REQUIREMENTS -
Omit the images. Copy each entry word for word.

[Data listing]
** START **

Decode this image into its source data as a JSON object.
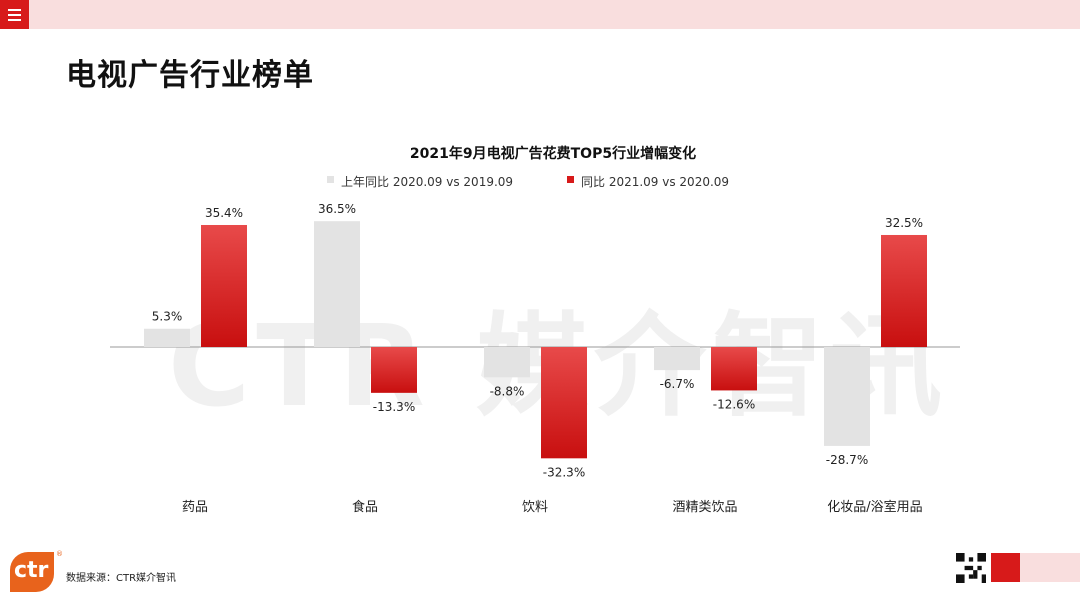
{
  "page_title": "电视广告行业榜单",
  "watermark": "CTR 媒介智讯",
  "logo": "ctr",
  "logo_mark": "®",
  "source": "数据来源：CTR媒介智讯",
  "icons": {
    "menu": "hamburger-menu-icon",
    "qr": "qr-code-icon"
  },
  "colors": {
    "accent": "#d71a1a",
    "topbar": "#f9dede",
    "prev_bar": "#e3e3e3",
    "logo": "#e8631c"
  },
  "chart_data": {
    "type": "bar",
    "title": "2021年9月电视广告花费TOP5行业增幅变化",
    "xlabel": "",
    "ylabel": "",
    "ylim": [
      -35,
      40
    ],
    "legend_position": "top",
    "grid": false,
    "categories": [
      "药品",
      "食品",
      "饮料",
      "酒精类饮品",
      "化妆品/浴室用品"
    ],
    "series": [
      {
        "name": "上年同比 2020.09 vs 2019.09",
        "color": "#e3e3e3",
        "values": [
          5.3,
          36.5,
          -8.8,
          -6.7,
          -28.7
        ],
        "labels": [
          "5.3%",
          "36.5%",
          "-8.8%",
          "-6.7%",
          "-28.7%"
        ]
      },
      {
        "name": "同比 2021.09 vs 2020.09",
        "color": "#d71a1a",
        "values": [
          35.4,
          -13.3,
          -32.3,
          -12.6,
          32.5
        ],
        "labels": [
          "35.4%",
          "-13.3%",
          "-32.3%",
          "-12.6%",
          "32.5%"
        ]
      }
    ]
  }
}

** END **

EXPECTED ANSWER -
Decode this image into its source data as a JSON object.
{
  "page_title": "电视广告行业榜单",
  "watermark": "CTR 媒介智讯",
  "logo": "ctr",
  "logo_mark": "®",
  "source": "数据来源：CTR媒介智讯",
  "icons": {
    "menu": "hamburger-menu-icon",
    "qr": "qr-code-icon"
  },
  "colors": {
    "accent": "#d71a1a",
    "topbar": "#f9dede",
    "prev_bar": "#e3e3e3",
    "logo": "#e8631c"
  },
  "chart_data": {
    "type": "bar",
    "title": "2021年9月电视广告花费TOP5行业增幅变化",
    "xlabel": "",
    "ylabel": "",
    "ylim": [
      -35,
      40
    ],
    "legend_position": "top",
    "grid": false,
    "categories": [
      "药品",
      "食品",
      "饮料",
      "酒精类饮品",
      "化妆品/浴室用品"
    ],
    "series": [
      {
        "name": "上年同比 2020.09 vs 2019.09",
        "color": "#e3e3e3",
        "values": [
          5.3,
          36.5,
          -8.8,
          -6.7,
          -28.7
        ],
        "labels": [
          "5.3%",
          "36.5%",
          "-8.8%",
          "-6.7%",
          "-28.7%"
        ]
      },
      {
        "name": "同比 2021.09 vs 2020.09",
        "color": "#d71a1a",
        "values": [
          35.4,
          -13.3,
          -32.3,
          -12.6,
          32.5
        ],
        "labels": [
          "35.4%",
          "-13.3%",
          "-32.3%",
          "-12.6%",
          "32.5%"
        ]
      }
    ]
  }
}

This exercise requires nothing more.